--- Collected data entries ---
- - - -

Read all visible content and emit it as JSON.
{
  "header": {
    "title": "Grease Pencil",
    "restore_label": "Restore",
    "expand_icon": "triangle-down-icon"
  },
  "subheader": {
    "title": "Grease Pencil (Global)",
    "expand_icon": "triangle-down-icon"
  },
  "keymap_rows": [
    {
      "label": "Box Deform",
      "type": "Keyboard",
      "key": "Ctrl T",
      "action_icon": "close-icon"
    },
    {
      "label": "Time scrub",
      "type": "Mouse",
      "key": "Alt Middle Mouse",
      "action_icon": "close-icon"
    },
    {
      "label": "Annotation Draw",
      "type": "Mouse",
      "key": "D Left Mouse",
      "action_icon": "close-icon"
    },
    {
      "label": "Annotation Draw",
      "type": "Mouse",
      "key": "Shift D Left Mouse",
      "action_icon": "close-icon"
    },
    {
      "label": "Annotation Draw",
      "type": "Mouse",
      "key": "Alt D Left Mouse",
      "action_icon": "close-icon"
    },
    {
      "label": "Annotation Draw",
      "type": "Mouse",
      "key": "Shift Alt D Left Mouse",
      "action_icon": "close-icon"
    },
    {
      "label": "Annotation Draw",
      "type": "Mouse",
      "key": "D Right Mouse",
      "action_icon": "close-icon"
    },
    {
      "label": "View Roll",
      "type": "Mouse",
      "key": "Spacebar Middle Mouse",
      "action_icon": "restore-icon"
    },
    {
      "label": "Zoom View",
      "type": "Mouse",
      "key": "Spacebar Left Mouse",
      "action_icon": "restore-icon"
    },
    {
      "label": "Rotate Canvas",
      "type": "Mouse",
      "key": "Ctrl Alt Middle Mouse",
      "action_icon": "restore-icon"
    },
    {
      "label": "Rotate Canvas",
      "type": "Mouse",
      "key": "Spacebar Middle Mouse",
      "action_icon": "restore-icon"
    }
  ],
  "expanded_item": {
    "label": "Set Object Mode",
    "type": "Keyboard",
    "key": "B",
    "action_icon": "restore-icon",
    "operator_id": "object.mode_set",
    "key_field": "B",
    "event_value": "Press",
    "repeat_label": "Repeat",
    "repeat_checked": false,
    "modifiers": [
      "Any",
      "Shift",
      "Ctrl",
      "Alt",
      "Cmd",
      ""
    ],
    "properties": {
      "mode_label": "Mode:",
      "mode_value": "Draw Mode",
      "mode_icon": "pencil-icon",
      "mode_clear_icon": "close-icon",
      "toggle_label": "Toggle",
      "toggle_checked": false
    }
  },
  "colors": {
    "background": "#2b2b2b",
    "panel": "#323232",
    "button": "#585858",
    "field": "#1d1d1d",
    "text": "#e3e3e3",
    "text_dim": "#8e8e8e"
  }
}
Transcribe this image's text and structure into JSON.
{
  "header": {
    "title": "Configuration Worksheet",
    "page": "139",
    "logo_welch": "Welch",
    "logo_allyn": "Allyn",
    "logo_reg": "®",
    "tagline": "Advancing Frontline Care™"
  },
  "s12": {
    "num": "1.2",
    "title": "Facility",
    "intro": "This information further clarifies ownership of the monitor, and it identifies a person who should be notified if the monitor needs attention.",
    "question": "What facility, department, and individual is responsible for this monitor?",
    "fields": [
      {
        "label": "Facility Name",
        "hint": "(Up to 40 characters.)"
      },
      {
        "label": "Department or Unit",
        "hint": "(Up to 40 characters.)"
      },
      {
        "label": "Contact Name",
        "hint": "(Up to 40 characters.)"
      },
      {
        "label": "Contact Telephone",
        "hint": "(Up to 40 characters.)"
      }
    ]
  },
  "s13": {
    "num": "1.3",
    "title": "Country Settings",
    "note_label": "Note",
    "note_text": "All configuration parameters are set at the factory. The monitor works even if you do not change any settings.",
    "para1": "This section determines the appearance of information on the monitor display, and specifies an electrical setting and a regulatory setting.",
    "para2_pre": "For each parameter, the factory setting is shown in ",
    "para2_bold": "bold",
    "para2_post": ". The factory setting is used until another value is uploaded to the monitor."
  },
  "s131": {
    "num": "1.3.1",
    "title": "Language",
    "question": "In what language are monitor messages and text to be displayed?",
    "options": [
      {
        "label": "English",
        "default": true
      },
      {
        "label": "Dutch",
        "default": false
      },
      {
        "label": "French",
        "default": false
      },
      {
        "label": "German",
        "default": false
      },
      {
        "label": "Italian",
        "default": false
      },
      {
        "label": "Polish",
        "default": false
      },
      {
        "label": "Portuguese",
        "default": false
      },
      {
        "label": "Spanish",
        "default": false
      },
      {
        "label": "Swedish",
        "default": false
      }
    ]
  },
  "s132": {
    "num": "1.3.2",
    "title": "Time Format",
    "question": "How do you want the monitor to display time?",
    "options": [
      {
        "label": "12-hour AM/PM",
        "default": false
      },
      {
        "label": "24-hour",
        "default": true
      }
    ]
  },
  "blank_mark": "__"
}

- - - -

--- Aim ---
Repeat the records above exactly.

--- Answer below ---
Read all visible content and emit it as JSON.
{
  "header": {
    "title": "Grease Pencil",
    "restore_label": "Restore",
    "expand_icon": "triangle-down-icon"
  },
  "subheader": {
    "title": "Grease Pencil (Global)",
    "expand_icon": "triangle-down-icon"
  },
  "keymap_rows": [
    {
      "label": "Box Deform",
      "type": "Keyboard",
      "key": "Ctrl T",
      "action_icon": "close-icon"
    },
    {
      "label": "Time scrub",
      "type": "Mouse",
      "key": "Alt Middle Mouse",
      "action_icon": "close-icon"
    },
    {
      "label": "Annotation Draw",
      "type": "Mouse",
      "key": "D Left Mouse",
      "action_icon": "close-icon"
    },
    {
      "label": "Annotation Draw",
      "type": "Mouse",
      "key": "Shift D Left Mouse",
      "action_icon": "close-icon"
    },
    {
      "label": "Annotation Draw",
      "type": "Mouse",
      "key": "Alt D Left Mouse",
      "action_icon": "close-icon"
    },
    {
      "label": "Annotation Draw",
      "type": "Mouse",
      "key": "Shift Alt D Left Mouse",
      "action_icon": "close-icon"
    },
    {
      "label": "Annotation Draw",
      "type": "Mouse",
      "key": "D Right Mouse",
      "action_icon": "close-icon"
    },
    {
      "label": "View Roll",
      "type": "Mouse",
      "key": "Spacebar Middle Mouse",
      "action_icon": "restore-icon"
    },
    {
      "label": "Zoom View",
      "type": "Mouse",
      "key": "Spacebar Left Mouse",
      "action_icon": "restore-icon"
    },
    {
      "label": "Rotate Canvas",
      "type": "Mouse",
      "key": "Ctrl Alt Middle Mouse",
      "action_icon": "restore-icon"
    },
    {
      "label": "Rotate Canvas",
      "type": "Mouse",
      "key": "Spacebar Middle Mouse",
      "action_icon": "restore-icon"
    }
  ],
  "expanded_item": {
    "label": "Set Object Mode",
    "type": "Keyboard",
    "key": "B",
    "action_icon": "restore-icon",
    "operator_id": "object.mode_set",
    "key_field": "B",
    "event_value": "Press",
    "repeat_label": "Repeat",
    "repeat_checked": false,
    "modifiers": [
      "Any",
      "Shift",
      "Ctrl",
      "Alt",
      "Cmd",
      ""
    ],
    "properties": {
      "mode_label": "Mode:",
      "mode_value": "Draw Mode",
      "mode_icon": "pencil-icon",
      "mode_clear_icon": "close-icon",
      "toggle_label": "Toggle",
      "toggle_checked": false
    }
  },
  "colors": {
    "background": "#2b2b2b",
    "panel": "#323232",
    "button": "#585858",
    "field": "#1d1d1d",
    "text": "#e3e3e3",
    "text_dim": "#8e8e8e"
  }
}
Transcribe this image's text and structure into JSON.
{
  "header": {
    "title": "Configuration Worksheet",
    "page": "139",
    "logo_welch": "Welch",
    "logo_allyn": "Allyn",
    "logo_reg": "®",
    "tagline": "Advancing Frontline Care™"
  },
  "s12": {
    "num": "1.2",
    "title": "Facility",
    "intro": "This information further clarifies ownership of the monitor, and it identifies a person who should be notified if the monitor needs attention.",
    "question": "What facility, department, and individual is responsible for this monitor?",
    "fields": [
      {
        "label": "Facility Name",
        "hint": "(Up to 40 characters.)"
      },
      {
        "label": "Department or Unit",
        "hint": "(Up to 40 characters.)"
      },
      {
        "label": "Contact Name",
        "hint": "(Up to 40 characters.)"
      },
      {
        "label": "Contact Telephone",
        "hint": "(Up to 40 characters.)"
      }
    ]
  },
  "s13": {
    "num": "1.3",
    "title": "Country Settings",
    "note_label": "Note",
    "note_text": "All configuration parameters are set at the factory. The monitor works even if you do not change any settings.",
    "para1": "This section determines the appearance of information on the monitor display, and specifies an electrical setting and a regulatory setting.",
    "para2_pre": "For each parameter, the factory setting is shown in ",
    "para2_bold": "bold",
    "para2_post": ". The factory setting is used until another value is uploaded to the monitor."
  },
  "s131": {
    "num": "1.3.1",
    "title": "Language",
    "question": "In what language are monitor messages and text to be displayed?",
    "options": [
      {
        "label": "English",
        "default": true
      },
      {
        "label": "Dutch",
        "default": false
      },
      {
        "label": "French",
        "default": false
      },
      {
        "label": "German",
        "default": false
      },
      {
        "label": "Italian",
        "default": false
      },
      {
        "label": "Polish",
        "default": false
      },
      {
        "label": "Portuguese",
        "default": false
      },
      {
        "label": "Spanish",
        "default": false
      },
      {
        "label": "Swedish",
        "default": false
      }
    ]
  },
  "s132": {
    "num": "1.3.2",
    "title": "Time Format",
    "question": "How do you want the monitor to display time?",
    "options": [
      {
        "label": "12-hour AM/PM",
        "default": false
      },
      {
        "label": "24-hour",
        "default": true
      }
    ]
  },
  "blank_mark": "__"
}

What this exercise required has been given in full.